**Written task:** Copy out lines with the word "this" from the material that follows.

START Entries

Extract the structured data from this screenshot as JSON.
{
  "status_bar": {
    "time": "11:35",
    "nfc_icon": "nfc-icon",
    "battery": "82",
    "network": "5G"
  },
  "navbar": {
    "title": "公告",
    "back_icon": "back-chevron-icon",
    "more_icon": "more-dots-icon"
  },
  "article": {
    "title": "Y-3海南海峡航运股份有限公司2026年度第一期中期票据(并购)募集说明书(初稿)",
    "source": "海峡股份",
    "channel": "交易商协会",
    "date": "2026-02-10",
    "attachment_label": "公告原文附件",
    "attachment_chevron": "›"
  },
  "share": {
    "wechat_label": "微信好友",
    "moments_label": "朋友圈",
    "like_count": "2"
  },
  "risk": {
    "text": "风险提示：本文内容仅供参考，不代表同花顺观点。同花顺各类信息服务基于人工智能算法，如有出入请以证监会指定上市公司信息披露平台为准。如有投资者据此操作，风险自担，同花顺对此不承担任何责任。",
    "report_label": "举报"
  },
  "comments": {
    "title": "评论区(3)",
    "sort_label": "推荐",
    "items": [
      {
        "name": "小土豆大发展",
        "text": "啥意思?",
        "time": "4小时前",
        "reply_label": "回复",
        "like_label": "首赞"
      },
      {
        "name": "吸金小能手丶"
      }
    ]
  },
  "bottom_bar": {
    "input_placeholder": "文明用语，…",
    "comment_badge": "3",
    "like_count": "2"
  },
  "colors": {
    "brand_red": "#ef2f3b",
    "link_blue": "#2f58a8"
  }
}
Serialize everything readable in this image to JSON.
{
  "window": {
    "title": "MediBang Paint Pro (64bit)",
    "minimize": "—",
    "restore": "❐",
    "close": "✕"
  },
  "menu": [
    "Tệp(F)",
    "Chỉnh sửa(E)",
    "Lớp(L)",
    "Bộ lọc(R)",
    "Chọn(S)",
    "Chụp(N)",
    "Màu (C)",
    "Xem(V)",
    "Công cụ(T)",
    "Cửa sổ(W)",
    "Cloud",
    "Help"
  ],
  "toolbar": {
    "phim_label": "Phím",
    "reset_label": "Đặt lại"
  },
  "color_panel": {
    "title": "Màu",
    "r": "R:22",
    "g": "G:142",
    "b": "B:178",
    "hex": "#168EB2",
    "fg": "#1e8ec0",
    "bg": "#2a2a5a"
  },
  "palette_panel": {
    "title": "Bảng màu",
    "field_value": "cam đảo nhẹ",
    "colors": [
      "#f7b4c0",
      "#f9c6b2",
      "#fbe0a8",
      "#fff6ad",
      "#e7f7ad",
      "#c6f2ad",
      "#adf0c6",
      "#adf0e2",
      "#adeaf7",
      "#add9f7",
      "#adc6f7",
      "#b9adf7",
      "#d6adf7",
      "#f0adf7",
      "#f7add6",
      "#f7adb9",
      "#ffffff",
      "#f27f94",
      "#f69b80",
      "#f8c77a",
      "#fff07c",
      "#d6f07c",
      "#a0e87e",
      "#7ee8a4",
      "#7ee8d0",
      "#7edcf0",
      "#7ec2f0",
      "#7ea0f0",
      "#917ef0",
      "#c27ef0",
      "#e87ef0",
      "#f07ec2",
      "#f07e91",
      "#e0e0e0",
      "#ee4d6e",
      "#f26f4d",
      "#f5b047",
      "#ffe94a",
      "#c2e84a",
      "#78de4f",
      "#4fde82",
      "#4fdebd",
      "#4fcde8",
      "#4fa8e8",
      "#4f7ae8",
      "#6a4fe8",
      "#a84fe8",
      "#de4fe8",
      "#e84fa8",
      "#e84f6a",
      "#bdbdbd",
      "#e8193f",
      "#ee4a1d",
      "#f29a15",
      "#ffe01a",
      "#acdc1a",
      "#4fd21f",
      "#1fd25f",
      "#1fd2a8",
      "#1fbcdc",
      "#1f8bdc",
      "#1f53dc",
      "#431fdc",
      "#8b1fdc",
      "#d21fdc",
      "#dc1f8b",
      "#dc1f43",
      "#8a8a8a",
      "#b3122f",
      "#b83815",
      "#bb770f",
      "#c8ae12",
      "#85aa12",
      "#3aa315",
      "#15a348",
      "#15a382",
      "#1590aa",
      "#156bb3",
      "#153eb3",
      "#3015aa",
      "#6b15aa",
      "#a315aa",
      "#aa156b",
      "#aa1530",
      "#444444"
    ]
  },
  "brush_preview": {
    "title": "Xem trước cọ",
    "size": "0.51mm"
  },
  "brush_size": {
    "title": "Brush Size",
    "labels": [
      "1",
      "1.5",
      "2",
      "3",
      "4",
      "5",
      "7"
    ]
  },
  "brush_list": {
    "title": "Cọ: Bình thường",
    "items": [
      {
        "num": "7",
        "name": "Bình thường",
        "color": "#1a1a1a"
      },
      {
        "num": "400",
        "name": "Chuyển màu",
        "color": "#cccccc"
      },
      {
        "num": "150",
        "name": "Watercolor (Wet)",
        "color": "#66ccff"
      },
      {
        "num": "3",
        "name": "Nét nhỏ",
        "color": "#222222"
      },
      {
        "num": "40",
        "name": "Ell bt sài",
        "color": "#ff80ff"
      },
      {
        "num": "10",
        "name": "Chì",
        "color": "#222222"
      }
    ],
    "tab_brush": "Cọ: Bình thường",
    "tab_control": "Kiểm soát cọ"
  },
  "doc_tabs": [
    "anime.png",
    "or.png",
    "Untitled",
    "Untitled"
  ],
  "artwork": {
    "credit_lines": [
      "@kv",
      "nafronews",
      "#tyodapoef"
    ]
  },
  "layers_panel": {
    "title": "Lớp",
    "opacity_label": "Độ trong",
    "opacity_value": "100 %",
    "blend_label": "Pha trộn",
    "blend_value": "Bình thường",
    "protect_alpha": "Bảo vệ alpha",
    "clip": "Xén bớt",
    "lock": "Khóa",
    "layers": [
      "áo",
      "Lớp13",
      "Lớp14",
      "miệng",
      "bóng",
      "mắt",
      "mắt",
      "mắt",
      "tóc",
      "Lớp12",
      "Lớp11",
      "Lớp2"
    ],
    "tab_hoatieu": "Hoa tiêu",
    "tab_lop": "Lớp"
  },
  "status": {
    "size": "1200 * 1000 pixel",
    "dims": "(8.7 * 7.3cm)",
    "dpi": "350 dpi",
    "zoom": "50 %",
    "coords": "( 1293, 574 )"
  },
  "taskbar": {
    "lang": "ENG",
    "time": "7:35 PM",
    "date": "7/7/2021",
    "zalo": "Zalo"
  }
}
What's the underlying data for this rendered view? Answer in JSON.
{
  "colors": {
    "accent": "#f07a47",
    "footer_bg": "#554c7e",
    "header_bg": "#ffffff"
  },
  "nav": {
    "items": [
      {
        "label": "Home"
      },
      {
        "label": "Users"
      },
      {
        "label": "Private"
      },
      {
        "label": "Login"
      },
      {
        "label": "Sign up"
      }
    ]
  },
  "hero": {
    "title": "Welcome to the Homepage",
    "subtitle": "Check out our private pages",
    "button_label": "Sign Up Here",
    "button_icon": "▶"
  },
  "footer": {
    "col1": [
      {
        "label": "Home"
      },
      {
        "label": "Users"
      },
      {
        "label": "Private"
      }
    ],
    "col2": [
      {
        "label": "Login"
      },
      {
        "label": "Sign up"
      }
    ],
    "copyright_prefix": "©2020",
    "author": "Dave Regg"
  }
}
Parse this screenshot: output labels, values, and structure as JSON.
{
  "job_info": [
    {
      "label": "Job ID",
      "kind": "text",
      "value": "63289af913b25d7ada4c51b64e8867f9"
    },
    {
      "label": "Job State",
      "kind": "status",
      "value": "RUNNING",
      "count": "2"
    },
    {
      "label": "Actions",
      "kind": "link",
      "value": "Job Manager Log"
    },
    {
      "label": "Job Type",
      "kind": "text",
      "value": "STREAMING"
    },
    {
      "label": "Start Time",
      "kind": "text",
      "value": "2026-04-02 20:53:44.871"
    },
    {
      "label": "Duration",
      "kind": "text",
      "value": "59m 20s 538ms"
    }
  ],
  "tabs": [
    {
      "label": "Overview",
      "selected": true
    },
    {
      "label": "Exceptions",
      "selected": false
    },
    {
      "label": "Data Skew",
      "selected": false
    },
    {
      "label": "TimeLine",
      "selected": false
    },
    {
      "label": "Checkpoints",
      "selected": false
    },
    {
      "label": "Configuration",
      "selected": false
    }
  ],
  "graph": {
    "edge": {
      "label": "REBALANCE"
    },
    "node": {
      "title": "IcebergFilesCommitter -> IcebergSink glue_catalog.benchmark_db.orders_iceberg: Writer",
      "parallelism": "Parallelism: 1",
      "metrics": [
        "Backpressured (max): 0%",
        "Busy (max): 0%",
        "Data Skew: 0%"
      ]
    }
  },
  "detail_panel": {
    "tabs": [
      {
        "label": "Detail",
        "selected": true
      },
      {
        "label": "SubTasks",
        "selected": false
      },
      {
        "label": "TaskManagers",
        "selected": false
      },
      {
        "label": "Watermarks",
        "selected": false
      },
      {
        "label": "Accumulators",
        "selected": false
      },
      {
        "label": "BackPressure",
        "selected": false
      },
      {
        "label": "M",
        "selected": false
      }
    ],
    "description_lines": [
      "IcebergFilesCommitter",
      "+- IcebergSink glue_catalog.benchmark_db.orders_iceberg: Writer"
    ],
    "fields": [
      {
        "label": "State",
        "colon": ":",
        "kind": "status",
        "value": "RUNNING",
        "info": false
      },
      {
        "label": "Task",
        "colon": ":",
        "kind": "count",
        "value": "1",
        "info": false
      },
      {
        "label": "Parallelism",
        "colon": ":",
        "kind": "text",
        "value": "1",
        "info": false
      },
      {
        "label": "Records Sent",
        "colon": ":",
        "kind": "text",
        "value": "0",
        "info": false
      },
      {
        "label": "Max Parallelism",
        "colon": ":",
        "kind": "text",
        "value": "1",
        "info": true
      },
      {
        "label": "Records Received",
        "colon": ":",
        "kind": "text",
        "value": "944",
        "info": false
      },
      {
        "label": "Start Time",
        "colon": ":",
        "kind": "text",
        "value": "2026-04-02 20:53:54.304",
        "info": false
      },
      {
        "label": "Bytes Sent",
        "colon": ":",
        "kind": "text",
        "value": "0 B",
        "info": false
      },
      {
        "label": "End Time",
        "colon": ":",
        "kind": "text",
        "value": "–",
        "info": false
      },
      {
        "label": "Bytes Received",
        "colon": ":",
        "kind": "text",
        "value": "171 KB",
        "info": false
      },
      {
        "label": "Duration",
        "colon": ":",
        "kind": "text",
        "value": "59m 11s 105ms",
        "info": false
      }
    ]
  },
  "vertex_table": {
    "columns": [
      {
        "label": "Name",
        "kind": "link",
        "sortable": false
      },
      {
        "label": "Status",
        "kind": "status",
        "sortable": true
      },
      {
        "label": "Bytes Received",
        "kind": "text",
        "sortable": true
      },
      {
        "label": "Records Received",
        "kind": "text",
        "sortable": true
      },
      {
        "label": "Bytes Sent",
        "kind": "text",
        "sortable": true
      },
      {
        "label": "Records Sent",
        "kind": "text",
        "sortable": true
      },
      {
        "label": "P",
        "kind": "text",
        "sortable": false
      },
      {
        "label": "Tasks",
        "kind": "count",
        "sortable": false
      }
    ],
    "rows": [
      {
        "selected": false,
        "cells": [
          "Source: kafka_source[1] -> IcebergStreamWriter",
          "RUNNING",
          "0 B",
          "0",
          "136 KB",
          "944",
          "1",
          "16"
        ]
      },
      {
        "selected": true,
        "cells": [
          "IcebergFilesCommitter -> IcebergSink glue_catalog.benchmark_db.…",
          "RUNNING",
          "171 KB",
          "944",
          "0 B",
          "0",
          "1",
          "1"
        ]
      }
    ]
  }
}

END Entries

**Reply to the task:**
Extract the structured data from this screenshot as JSON.
Serialize everything readable in this image to JSON.
What's the underlying data for this rendered view? Answer in JSON.
Parse this screenshot: output labels, values, and structure as JSON.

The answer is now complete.